• Objective
Below is a block of records; repeat each one exactly.

* start Dataset *

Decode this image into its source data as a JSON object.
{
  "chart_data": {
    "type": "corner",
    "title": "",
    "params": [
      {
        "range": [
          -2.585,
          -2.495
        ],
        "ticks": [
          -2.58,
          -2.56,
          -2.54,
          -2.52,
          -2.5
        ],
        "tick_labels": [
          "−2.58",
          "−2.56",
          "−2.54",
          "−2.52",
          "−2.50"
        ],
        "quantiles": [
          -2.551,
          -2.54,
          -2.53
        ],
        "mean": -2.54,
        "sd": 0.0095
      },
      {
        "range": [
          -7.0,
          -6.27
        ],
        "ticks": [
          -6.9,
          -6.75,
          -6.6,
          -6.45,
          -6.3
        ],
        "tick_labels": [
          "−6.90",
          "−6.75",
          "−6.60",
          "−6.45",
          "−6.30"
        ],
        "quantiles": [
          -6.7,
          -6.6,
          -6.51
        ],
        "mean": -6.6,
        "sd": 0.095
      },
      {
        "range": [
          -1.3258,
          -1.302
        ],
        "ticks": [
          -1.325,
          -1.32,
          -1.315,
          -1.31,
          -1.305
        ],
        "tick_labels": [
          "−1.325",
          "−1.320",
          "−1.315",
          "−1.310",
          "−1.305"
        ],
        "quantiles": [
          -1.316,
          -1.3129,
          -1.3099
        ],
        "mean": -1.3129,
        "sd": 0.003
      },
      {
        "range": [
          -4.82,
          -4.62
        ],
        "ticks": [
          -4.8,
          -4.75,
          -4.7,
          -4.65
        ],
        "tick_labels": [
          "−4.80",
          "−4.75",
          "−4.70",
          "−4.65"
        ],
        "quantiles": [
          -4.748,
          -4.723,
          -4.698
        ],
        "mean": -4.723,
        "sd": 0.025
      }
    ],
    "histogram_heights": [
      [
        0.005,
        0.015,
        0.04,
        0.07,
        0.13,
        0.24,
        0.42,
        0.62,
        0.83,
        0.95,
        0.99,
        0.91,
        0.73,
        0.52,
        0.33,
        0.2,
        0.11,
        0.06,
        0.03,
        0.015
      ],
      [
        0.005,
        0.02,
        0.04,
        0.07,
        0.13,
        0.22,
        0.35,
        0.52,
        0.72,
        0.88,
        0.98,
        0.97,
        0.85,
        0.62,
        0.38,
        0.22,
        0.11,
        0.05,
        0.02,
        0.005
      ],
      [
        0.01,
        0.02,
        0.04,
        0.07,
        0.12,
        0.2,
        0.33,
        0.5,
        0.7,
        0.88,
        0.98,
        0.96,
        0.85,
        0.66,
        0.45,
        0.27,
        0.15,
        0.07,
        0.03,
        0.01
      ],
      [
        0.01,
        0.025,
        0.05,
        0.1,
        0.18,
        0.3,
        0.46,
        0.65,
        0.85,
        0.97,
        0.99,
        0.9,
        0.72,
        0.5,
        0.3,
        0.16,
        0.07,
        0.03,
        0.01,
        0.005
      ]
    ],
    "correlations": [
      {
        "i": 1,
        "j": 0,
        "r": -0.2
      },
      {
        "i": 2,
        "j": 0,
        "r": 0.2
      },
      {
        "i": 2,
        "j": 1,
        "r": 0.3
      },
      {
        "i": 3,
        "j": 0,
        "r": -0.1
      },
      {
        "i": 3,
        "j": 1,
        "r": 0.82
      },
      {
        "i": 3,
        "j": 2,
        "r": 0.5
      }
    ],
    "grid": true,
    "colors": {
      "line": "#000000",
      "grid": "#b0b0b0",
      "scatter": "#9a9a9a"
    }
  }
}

* end Dataset *

• Written response
Decode this image into its source data as a JSON object.
{
  "chart_data": {
    "type": "corner",
    "title": "",
    "params": [
      {
        "range": [
          -2.585,
          -2.495
        ],
        "ticks": [
          -2.58,
          -2.56,
          -2.54,
          -2.52,
          -2.5
        ],
        "tick_labels": [
          "−2.58",
          "−2.56",
          "−2.54",
          "−2.52",
          "−2.50"
        ],
        "quantiles": [
          -2.551,
          -2.54,
          -2.53
        ],
        "mean": -2.54,
        "sd": 0.0095
      },
      {
        "range": [
          -7.0,
          -6.27
        ],
        "ticks": [
          -6.9,
          -6.75,
          -6.6,
          -6.45,
          -6.3
        ],
        "tick_labels": [
          "−6.90",
          "−6.75",
          "−6.60",
          "−6.45",
          "−6.30"
        ],
        "quantiles": [
          -6.7,
          -6.6,
          -6.51
        ],
        "mean": -6.6,
        "sd": 0.095
      },
      {
        "range": [
          -1.3258,
          -1.302
        ],
        "ticks": [
          -1.325,
          -1.32,
          -1.315,
          -1.31,
          -1.305
        ],
        "tick_labels": [
          "−1.325",
          "−1.320",
          "−1.315",
          "−1.310",
          "−1.305"
        ],
        "quantiles": [
          -1.316,
          -1.3129,
          -1.3099
        ],
        "mean": -1.3129,
        "sd": 0.003
      },
      {
        "range": [
          -4.82,
          -4.62
        ],
        "ticks": [
          -4.8,
          -4.75,
          -4.7,
          -4.65
        ],
        "tick_labels": [
          "−4.80",
          "−4.75",
          "−4.70",
          "−4.65"
        ],
        "quantiles": [
          -4.748,
          -4.723,
          -4.698
        ],
        "mean": -4.723,
        "sd": 0.025
      }
    ],
    "histogram_heights": [
      [
        0.005,
        0.015,
        0.04,
        0.07,
        0.13,
        0.24,
        0.42,
        0.62,
        0.83,
        0.95,
        0.99,
        0.91,
        0.73,
        0.52,
        0.33,
        0.2,
        0.11,
        0.06,
        0.03,
        0.015
      ],
      [
        0.005,
        0.02,
        0.04,
        0.07,
        0.13,
        0.22,
        0.35,
        0.52,
        0.72,
        0.88,
        0.98,
        0.97,
        0.85,
        0.62,
        0.38,
        0.22,
        0.11,
        0.05,
        0.02,
        0.005
      ],
      [
        0.01,
        0.02,
        0.04,
        0.07,
        0.12,
        0.2,
        0.33,
        0.5,
        0.7,
        0.88,
        0.98,
        0.96,
        0.85,
        0.66,
        0.45,
        0.27,
        0.15,
        0.07,
        0.03,
        0.01
      ],
      [
        0.01,
        0.025,
        0.05,
        0.1,
        0.18,
        0.3,
        0.46,
        0.65,
        0.85,
        0.97,
        0.99,
        0.9,
        0.72,
        0.5,
        0.3,
        0.16,
        0.07,
        0.03,
        0.01,
        0.005
      ]
    ],
    "correlations": [
      {
        "i": 1,
        "j": 0,
        "r": -0.2
      },
      {
        "i": 2,
        "j": 0,
        "r": 0.2
      },
      {
        "i": 2,
        "j": 1,
        "r": 0.3
      },
      {
        "i": 3,
        "j": 0,
        "r": -0.1
      },
      {
        "i": 3,
        "j": 1,
        "r": 0.82
      },
      {
        "i": 3,
        "j": 2,
        "r": 0.5
      }
    ],
    "grid": true,
    "colors": {
      "line": "#000000",
      "grid": "#b0b0b0",
      "scatter": "#9a9a9a"
    }
  }
}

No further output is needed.